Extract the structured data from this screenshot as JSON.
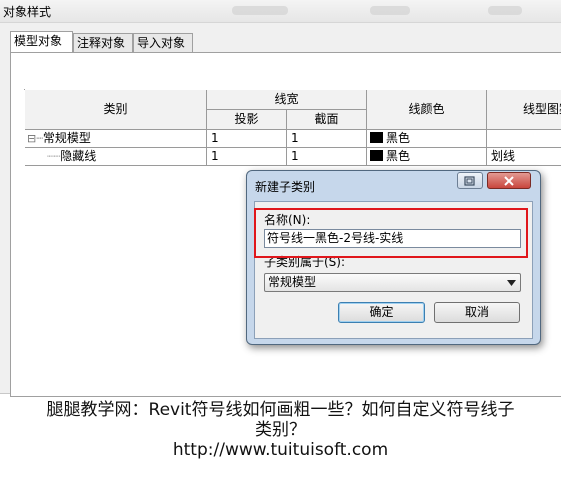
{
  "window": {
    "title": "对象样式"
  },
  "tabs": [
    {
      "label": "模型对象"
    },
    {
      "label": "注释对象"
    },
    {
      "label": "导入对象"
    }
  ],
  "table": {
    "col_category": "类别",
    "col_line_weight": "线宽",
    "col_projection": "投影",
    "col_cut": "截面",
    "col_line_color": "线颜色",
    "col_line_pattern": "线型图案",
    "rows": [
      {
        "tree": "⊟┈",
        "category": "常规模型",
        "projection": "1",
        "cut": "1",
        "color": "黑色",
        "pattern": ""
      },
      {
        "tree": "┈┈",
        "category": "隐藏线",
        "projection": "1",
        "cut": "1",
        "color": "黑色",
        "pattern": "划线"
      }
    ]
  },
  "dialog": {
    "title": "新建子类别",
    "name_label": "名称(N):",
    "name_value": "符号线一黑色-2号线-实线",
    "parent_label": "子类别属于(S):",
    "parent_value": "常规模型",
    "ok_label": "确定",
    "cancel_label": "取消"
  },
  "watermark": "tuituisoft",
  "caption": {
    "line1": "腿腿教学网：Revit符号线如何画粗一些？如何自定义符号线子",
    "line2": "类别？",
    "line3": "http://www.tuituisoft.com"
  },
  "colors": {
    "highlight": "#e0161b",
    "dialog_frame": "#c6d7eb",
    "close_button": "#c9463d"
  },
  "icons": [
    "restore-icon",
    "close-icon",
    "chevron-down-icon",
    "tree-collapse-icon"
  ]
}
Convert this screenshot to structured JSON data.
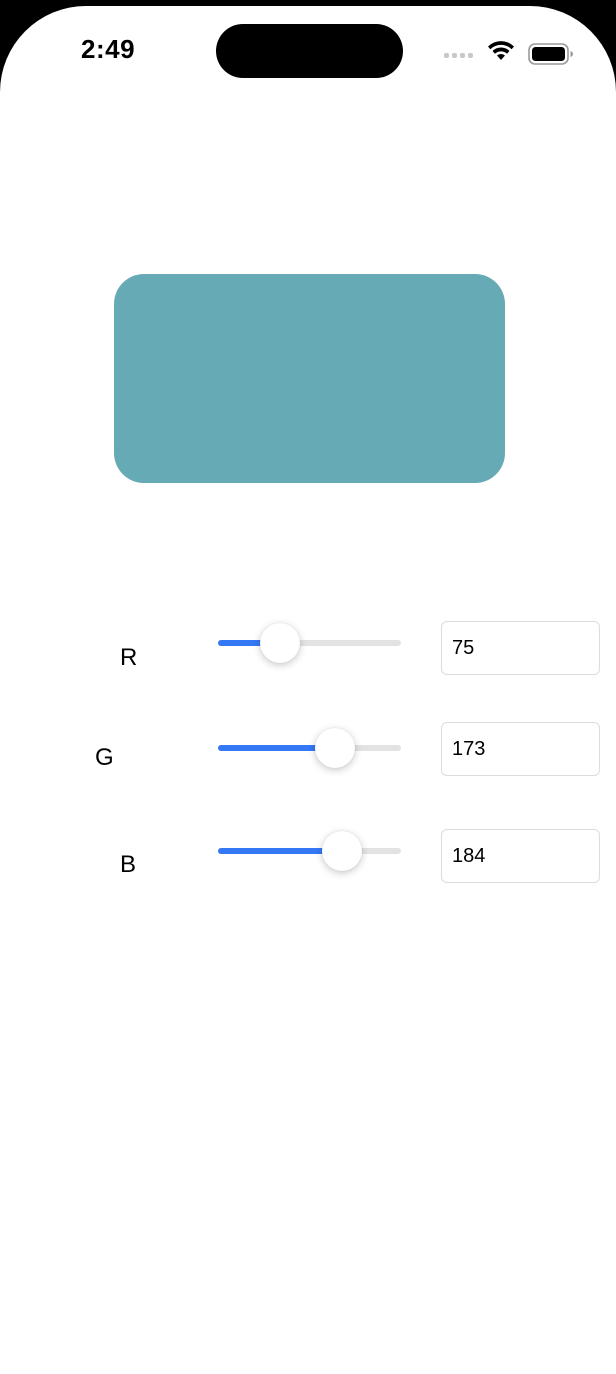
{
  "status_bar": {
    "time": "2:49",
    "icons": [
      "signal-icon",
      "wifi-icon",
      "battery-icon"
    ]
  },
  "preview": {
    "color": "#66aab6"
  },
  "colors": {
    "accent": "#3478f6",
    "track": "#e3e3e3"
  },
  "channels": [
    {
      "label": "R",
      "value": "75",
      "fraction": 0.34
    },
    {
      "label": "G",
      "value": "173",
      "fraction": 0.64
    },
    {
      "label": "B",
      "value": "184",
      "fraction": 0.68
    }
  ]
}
--------------------------------------------------
__Directions for this task__. Return verbatim every line from the line containing "Convert this screenshot" to the last line of the entries above, inclusive, and leave out the pictures.

__Reply__.
Convert this screenshot to structured JSON data.
{
  "status_bar": {
    "time": "2:49",
    "icons": [
      "signal-icon",
      "wifi-icon",
      "battery-icon"
    ]
  },
  "preview": {
    "color": "#66aab6"
  },
  "colors": {
    "accent": "#3478f6",
    "track": "#e3e3e3"
  },
  "channels": [
    {
      "label": "R",
      "value": "75",
      "fraction": 0.34
    },
    {
      "label": "G",
      "value": "173",
      "fraction": 0.64
    },
    {
      "label": "B",
      "value": "184",
      "fraction": 0.68
    }
  ]
}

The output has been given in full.